Exercise prompt: Track down each line that has the word "bilan" and copy it.

[Collected data]
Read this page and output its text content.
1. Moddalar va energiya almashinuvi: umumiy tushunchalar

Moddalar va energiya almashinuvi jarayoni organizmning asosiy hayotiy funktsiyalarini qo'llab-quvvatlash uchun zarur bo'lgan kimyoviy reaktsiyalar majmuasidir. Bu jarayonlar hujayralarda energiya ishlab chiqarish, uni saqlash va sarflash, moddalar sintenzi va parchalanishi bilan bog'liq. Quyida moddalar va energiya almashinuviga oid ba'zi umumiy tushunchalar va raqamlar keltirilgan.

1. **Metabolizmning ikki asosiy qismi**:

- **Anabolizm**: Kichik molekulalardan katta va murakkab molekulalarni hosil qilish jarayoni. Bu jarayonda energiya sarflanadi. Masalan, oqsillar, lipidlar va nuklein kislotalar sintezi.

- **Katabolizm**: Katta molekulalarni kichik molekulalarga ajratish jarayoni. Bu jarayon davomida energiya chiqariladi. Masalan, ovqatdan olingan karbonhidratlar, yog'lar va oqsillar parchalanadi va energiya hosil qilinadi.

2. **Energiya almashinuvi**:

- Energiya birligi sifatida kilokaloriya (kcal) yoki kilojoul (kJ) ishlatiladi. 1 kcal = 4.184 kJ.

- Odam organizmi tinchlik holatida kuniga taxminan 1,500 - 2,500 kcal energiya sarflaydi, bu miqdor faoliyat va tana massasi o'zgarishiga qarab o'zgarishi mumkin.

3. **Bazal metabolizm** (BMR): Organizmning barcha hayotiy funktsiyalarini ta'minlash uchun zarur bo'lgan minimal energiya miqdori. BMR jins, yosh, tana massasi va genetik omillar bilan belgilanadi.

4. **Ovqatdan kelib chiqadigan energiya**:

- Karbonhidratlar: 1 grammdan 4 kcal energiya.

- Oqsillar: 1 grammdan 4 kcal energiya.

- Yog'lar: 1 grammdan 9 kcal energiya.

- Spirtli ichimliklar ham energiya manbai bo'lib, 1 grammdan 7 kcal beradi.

Written reply:
Moddalar va energiya almashinuvi jarayoni organizmning asosiy hayotiy funktsiyalarini qo'llab-quvvatlash uchun zarur bo'lgan kimyoviy reaktsiyalar majmuasidir. Bu jarayonlar hujayralarda energiya ishlab chiqarish, uni saqlash va sarflash, moddalar sintenzi va parchalanishi bilan bog'liq. Quyida moddalar va energiya almashinuviga oid ba'zi umumiy tushunchalar va raqamlar keltirilgan.
3. **Bazal metabolizm** (BMR): Organizmning barcha hayotiy funktsiyalarini ta'minlash uchun zarur bo'lgan minimal energiya miqdori. BMR jins, yosh, tana massasi va genetik omillar bilan belgilanadi.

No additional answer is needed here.